• _SUPPLIED ENTRIES_:
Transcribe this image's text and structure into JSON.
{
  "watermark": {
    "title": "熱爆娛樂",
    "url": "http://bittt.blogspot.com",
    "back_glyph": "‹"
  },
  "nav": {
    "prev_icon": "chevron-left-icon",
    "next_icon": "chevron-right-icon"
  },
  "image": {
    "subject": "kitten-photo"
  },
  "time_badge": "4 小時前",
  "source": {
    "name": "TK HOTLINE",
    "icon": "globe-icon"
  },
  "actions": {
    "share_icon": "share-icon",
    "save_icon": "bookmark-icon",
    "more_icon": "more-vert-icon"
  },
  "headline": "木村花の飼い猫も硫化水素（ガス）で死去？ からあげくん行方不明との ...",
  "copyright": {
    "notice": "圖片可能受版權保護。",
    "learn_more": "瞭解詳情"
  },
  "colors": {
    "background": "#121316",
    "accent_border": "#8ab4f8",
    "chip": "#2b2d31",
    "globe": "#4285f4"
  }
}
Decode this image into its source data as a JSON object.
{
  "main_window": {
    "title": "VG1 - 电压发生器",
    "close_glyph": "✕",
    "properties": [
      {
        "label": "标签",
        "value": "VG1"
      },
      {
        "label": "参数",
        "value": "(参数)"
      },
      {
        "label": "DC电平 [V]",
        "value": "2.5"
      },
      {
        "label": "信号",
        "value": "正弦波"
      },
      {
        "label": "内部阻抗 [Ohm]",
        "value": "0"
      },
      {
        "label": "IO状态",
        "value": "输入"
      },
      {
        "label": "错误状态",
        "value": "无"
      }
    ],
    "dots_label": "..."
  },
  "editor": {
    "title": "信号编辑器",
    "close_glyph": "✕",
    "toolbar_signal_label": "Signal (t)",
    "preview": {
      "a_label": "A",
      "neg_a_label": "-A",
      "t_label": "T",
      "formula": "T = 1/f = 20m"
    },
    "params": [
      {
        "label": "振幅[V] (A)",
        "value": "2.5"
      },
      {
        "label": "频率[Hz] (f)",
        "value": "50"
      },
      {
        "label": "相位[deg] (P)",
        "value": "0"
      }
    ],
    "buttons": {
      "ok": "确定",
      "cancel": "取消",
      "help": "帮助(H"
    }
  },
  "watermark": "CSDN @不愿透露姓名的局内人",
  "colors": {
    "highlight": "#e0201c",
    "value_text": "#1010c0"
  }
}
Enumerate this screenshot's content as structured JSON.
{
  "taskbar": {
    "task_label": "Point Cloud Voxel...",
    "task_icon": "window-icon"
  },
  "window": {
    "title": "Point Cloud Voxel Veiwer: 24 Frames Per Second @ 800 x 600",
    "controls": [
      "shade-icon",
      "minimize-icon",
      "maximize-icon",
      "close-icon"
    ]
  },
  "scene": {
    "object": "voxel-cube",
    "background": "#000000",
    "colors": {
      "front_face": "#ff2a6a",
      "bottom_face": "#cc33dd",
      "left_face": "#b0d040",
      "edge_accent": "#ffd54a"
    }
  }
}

• _GIVEN REQUEST_:
Each line that has the word "title" counts once. How many such lines are in the data? Give the number alone.

• _SOLUTION FOR THIS PROBLEM_:
4